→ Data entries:
• • • • •

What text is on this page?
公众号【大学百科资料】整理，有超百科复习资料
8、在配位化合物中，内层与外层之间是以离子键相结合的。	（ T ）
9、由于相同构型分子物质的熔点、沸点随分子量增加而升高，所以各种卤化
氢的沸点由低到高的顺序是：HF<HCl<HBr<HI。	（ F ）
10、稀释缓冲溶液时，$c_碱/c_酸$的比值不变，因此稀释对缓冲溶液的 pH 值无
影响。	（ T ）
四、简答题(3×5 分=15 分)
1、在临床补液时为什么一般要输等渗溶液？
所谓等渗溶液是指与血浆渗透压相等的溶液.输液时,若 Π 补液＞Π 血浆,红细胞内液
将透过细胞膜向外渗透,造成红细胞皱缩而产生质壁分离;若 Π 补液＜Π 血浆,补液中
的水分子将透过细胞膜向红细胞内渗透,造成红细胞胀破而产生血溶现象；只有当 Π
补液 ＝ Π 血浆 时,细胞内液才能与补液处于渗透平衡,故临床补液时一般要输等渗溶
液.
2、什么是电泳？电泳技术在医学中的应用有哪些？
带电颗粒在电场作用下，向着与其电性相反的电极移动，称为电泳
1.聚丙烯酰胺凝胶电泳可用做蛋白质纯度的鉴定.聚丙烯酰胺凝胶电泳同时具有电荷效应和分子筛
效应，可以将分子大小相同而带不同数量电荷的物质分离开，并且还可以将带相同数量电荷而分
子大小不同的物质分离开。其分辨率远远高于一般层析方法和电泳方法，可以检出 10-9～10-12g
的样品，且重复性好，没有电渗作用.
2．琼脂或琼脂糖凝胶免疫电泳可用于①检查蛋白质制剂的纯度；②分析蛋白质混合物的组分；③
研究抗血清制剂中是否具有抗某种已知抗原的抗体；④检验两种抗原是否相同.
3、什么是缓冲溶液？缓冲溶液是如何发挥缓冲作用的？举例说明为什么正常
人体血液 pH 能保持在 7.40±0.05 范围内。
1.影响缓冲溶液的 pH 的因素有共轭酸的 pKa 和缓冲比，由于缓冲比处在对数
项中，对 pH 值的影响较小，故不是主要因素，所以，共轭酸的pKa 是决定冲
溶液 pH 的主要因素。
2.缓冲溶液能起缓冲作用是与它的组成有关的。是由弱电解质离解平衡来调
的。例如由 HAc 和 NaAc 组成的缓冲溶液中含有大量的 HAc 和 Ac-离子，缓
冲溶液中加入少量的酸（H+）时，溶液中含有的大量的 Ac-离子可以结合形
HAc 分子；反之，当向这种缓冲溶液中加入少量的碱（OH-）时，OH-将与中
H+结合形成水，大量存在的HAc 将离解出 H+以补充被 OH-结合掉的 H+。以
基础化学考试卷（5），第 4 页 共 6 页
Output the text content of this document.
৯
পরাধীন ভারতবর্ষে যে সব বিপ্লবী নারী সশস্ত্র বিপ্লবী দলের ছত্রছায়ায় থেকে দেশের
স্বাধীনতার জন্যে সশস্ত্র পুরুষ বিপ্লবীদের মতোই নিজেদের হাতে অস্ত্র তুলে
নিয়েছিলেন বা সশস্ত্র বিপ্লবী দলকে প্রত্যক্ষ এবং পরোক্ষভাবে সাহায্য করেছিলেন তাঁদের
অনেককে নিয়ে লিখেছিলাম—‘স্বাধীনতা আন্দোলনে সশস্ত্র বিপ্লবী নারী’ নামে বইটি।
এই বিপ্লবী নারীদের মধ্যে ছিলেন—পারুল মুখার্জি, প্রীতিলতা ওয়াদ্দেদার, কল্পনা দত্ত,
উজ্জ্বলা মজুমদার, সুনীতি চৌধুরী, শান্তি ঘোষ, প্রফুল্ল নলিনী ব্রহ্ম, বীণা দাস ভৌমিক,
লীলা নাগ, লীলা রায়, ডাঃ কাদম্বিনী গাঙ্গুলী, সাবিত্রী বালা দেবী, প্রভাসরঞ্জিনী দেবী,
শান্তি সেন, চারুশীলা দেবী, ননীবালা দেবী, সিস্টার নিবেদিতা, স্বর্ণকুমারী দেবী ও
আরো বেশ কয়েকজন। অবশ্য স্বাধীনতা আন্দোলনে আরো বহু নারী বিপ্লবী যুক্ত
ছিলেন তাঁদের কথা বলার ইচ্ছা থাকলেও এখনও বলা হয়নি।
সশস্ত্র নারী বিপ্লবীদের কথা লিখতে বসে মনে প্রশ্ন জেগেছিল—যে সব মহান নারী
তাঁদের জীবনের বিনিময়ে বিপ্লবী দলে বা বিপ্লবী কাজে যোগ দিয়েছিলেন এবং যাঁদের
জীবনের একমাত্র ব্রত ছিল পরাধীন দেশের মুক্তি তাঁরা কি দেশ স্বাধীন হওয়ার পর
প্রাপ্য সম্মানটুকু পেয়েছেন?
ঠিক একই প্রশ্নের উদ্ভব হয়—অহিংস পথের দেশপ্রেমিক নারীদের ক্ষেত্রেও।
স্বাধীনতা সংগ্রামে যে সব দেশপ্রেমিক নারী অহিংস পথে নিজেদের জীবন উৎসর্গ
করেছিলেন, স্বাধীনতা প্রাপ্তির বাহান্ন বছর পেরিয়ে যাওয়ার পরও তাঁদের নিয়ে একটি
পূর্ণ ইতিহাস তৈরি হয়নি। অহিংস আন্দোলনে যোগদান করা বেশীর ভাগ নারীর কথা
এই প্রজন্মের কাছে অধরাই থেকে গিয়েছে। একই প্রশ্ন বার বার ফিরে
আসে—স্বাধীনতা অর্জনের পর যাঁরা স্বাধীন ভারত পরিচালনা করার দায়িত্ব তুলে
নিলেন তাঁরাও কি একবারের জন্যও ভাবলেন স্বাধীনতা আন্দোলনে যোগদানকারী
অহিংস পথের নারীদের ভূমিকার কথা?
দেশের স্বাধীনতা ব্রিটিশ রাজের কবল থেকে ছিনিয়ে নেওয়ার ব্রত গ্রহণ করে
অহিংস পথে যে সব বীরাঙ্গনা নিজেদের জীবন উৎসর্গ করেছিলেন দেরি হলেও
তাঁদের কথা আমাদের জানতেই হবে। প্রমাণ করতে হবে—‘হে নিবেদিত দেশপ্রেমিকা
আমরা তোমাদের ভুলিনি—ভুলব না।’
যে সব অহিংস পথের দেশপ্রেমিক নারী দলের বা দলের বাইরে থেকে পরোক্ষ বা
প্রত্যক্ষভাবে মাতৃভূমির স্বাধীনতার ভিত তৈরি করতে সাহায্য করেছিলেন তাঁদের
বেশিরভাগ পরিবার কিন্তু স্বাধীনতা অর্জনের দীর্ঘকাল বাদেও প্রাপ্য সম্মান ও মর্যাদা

• • • • •

→ JOB: Reproduce each line verbatim.

→ COMPLETED TASK:
What text is on this page?
公众号【大学百科资料】整理，有超百科复习资料
8、在配位化合物中，内层与外层之间是以离子键相结合的。	（ T ）
9、由于相同构型分子物质的熔点、沸点随分子量增加而升高，所以各种卤化
氢的沸点由低到高的顺序是：HF<HCl<HBr<HI。	（ F ）
10、稀释缓冲溶液时，$c_碱/c_酸$的比值不变，因此稀释对缓冲溶液的 pH 值无
影响。	（ T ）
四、简答题(3×5 分=15 分)
1、在临床补液时为什么一般要输等渗溶液？
所谓等渗溶液是指与血浆渗透压相等的溶液.输液时,若 Π 补液＞Π 血浆,红细胞内液
将透过细胞膜向外渗透,造成红细胞皱缩而产生质壁分离;若 Π 补液＜Π 血浆,补液中
的水分子将透过细胞膜向红细胞内渗透,造成红细胞胀破而产生血溶现象；只有当 Π
补液 ＝ Π 血浆 时,细胞内液才能与补液处于渗透平衡,故临床补液时一般要输等渗溶
液.
2、什么是电泳？电泳技术在医学中的应用有哪些？
带电颗粒在电场作用下，向着与其电性相反的电极移动，称为电泳
1.聚丙烯酰胺凝胶电泳可用做蛋白质纯度的鉴定.聚丙烯酰胺凝胶电泳同时具有电荷效应和分子筛
效应，可以将分子大小相同而带不同数量电荷的物质分离开，并且还可以将带相同数量电荷而分
子大小不同的物质分离开。其分辨率远远高于一般层析方法和电泳方法，可以检出 10-9～10-12g
的样品，且重复性好，没有电渗作用.
2．琼脂或琼脂糖凝胶免疫电泳可用于①检查蛋白质制剂的纯度；②分析蛋白质混合物的组分；③
研究抗血清制剂中是否具有抗某种已知抗原的抗体；④检验两种抗原是否相同.
3、什么是缓冲溶液？缓冲溶液是如何发挥缓冲作用的？举例说明为什么正常
人体血液 pH 能保持在 7.40±0.05 范围内。
1.影响缓冲溶液的 pH 的因素有共轭酸的 pKa 和缓冲比，由于缓冲比处在对数
项中，对 pH 值的影响较小，故不是主要因素，所以，共轭酸的pKa 是决定冲
溶液 pH 的主要因素。
2.缓冲溶液能起缓冲作用是与它的组成有关的。是由弱电解质离解平衡来调
的。例如由 HAc 和 NaAc 组成的缓冲溶液中含有大量的 HAc 和 Ac-离子，缓
冲溶液中加入少量的酸（H+）时，溶液中含有的大量的 Ac-离子可以结合形
HAc 分子；反之，当向这种缓冲溶液中加入少量的碱（OH-）时，OH-将与中
H+结合形成水，大量存在的HAc 将离解出 H+以补充被 OH-结合掉的 H+。以
基础化学考试卷（5），第 4 页 共 6 页
Output the text content of this document.
৯
পরাধীন ভারতবর্ষে যে সব বিপ্লবী নারী সশস্ত্র বিপ্লবী দলের ছত্রছায়ায় থেকে দেশের
স্বাধীনতার জন্যে সশস্ত্র পুরুষ বিপ্লবীদের মতোই নিজেদের হাতে অস্ত্র তুলে
নিয়েছিলেন বা সশস্ত্র বিপ্লবী দলকে প্রত্যক্ষ এবং পরোক্ষভাবে সাহায্য করেছিলেন তাঁদের
অনেককে নিয়ে লিখেছিলাম—‘স্বাধীনতা আন্দোলনে সশস্ত্র বিপ্লবী নারী’ নামে বইটি।
এই বিপ্লবী নারীদের মধ্যে ছিলেন—পারুল মুখার্জি, প্রীতিলতা ওয়াদ্দেদার, কল্পনা দত্ত,
উজ্জ্বলা মজুমদার, সুনীতি চৌধুরী, শান্তি ঘোষ, প্রফুল্ল নলিনী ব্রহ্ম, বীণা দাস ভৌমিক,
লীলা নাগ, লীলা রায়, ডাঃ কাদম্বিনী গাঙ্গুলী, সাবিত্রী বালা দেবী, প্রভাসরঞ্জিনী দেবী,
শান্তি সেন, চারুশীলা দেবী, ননীবালা দেবী, সিস্টার নিবেদিতা, স্বর্ণকুমারী দেবী ও
আরো বেশ কয়েকজন। অবশ্য স্বাধীনতা আন্দোলনে আরো বহু নারী বিপ্লবী যুক্ত
ছিলেন তাঁদের কথা বলার ইচ্ছা থাকলেও এখনও বলা হয়নি।
সশস্ত্র নারী বিপ্লবীদের কথা লিখতে বসে মনে প্রশ্ন জেগেছিল—যে সব মহান নারী
তাঁদের জীবনের বিনিময়ে বিপ্লবী দলে বা বিপ্লবী কাজে যোগ দিয়েছিলেন এবং যাঁদের
জীবনের একমাত্র ব্রত ছিল পরাধীন দেশের মুক্তি তাঁরা কি দেশ স্বাধীন হওয়ার পর
প্রাপ্য সম্মানটুকু পেয়েছেন?
ঠিক একই প্রশ্নের উদ্ভব হয়—অহিংস পথের দেশপ্রেমিক নারীদের ক্ষেত্রেও।
স্বাধীনতা সংগ্রামে যে সব দেশপ্রেমিক নারী অহিংস পথে নিজেদের জীবন উৎসর্গ
করেছিলেন, স্বাধীনতা প্রাপ্তির বাহান্ন বছর পেরিয়ে যাওয়ার পরও তাঁদের নিয়ে একটি
পূর্ণ ইতিহাস তৈরি হয়নি। অহিংস আন্দোলনে যোগদান করা বেশীর ভাগ নারীর কথা
এই প্রজন্মের কাছে অধরাই থেকে গিয়েছে। একই প্রশ্ন বার বার ফিরে
আসে—স্বাধীনতা অর্জনের পর যাঁরা স্বাধীন ভারত পরিচালনা করার দায়িত্ব তুলে
নিলেন তাঁরাও কি একবারের জন্যও ভাবলেন স্বাধীনতা আন্দোলনে যোগদানকারী
অহিংস পথের নারীদের ভূমিকার কথা?
দেশের স্বাধীনতা ব্রিটিশ রাজের কবল থেকে ছিনিয়ে নেওয়ার ব্রত গ্রহণ করে
অহিংস পথে যে সব বীরাঙ্গনা নিজেদের জীবন উৎসর্গ করেছিলেন দেরি হলেও
তাঁদের কথা আমাদের জানতেই হবে। প্রমাণ করতে হবে—‘হে নিবেদিত দেশপ্রেমিকা
আমরা তোমাদের ভুলিনি—ভুলব না।’
যে সব অহিংস পথের দেশপ্রেমিক নারী দলের বা দলের বাইরে থেকে পরোক্ষ বা
প্রত্যক্ষভাবে মাতৃভূমির স্বাধীনতার ভিত তৈরি করতে সাহায্য করেছিলেন তাঁদের
বেশিরভাগ পরিবার কিন্তু স্বাধীনতা অর্জনের দীর্ঘকাল বাদেও প্রাপ্য সম্মান ও মর্যাদা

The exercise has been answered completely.